* _PROBLEM REQUIREMENTS_
Go through the entries below and pick out every line with "this".

* _DATA ENTRIES_
□ □ □ □ □ □ □
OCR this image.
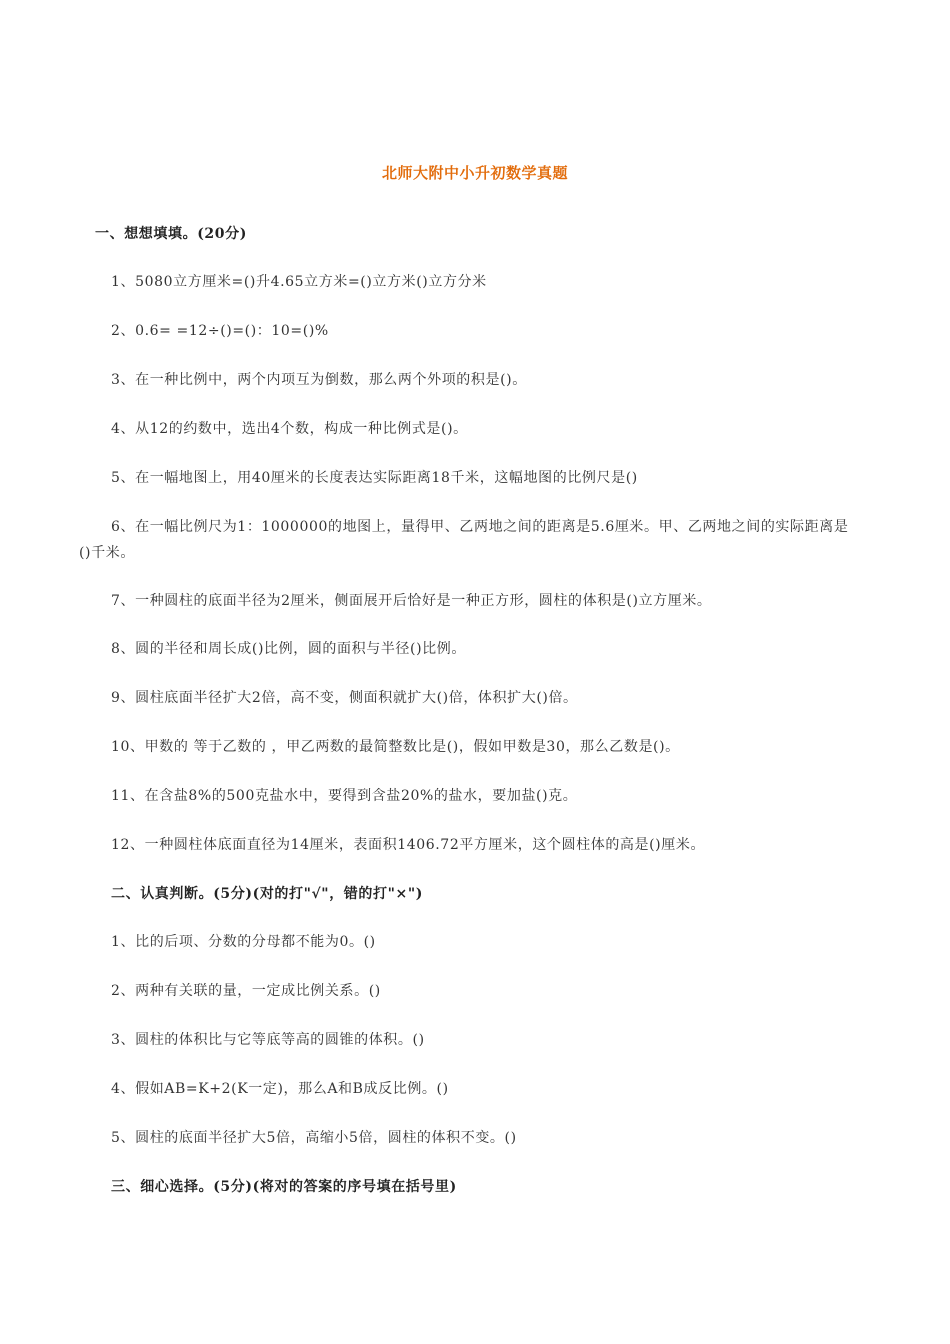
北师大附中小升初数学真题
一、想想填填。(20分)
1、5080立方厘米=()升4.65立方米=()立方米()立方分米
2、0.6= =12÷()=()：10=()%
3、在一种比例中，两个内项互为倒数，那么两个外项的积是()。
4、从12的约数中，选出4个数，构成一种比例式是()。
5、在一幅地图上，用40厘米的长度表达实际距离18千米，这幅地图的比例尺是()
6、在一幅比例尺为1：1000000的地图上，量得甲、乙两地之间的距离是5.6厘米。甲、乙两地之间的实际距离是()千米。
7、一种圆柱的底面半径为2厘米，侧面展开后恰好是一种正方形，圆柱的体积是()立方厘米。
8、圆的半径和周长成()比例，圆的面积与半径()比例。
9、圆柱底面半径扩大2倍，高不变，侧面积就扩大()倍，体积扩大()倍。
10、甲数的 等于乙数的 ，甲乙两数的最简整数比是()，假如甲数是30，那么乙数是()。
11、在含盐8%的500克盐水中，要得到含盐20%的盐水，要加盐()克。
12、一种圆柱体底面直径为14厘米，表面积1406.72平方厘米，这个圆柱体的高是()厘米。
二、认真判断。(5分)(对的打"√"，错的打"×")
1、比的后项、分数的分母都不能为0。()
2、两种有关联的量，一定成比例关系。()
3、圆柱的体积比与它等底等高的圆锥的体积。()
4、假如AB=K+2(K一定)，那么A和B成反比例。()
5、圆柱的底面半径扩大5倍，高缩小5倍，圆柱的体积不变。()
三、细心选择。(5分)(将对的答案的序号填在括号里)
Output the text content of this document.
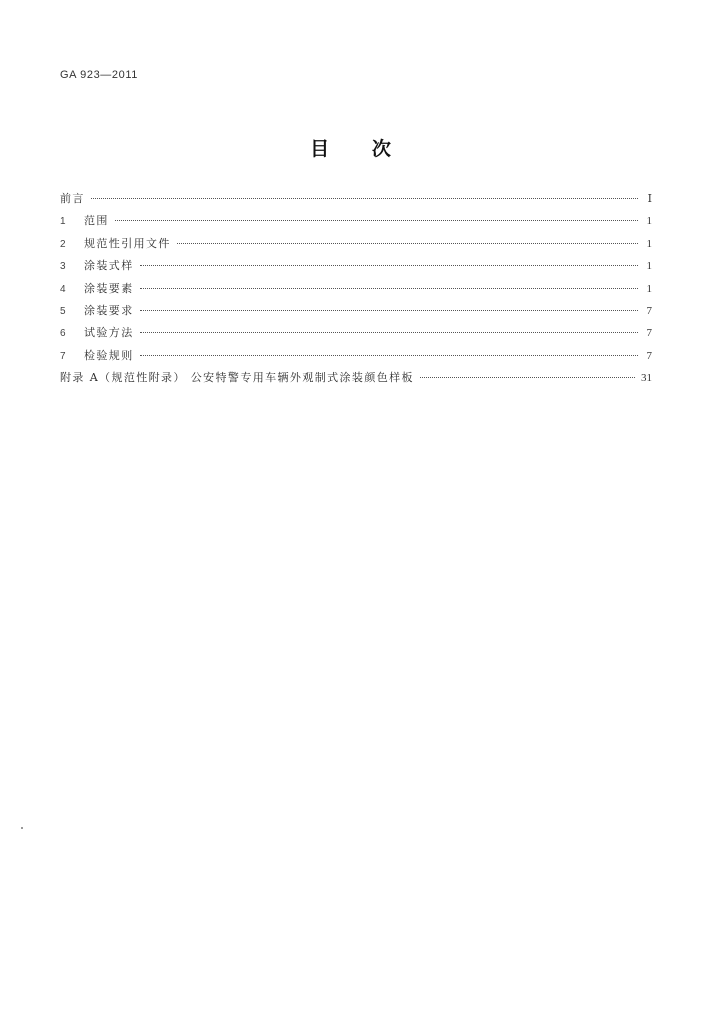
GA 923—2011
目 次
前言	Ⅰ
1	范围	1
2	规范性引用文件	1
3	涂装式样	1
4	涂装要素	1
5	涂装要求	7
6	试验方法	7
7	检验规则	7
附录 A（规范性附录） 公安特警专用车辆外观制式涂装颜色样板	31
□ □ □ □ □ □ □
* _PROBLEM SOLUTION_
OCR this image.
Output the text content of this document.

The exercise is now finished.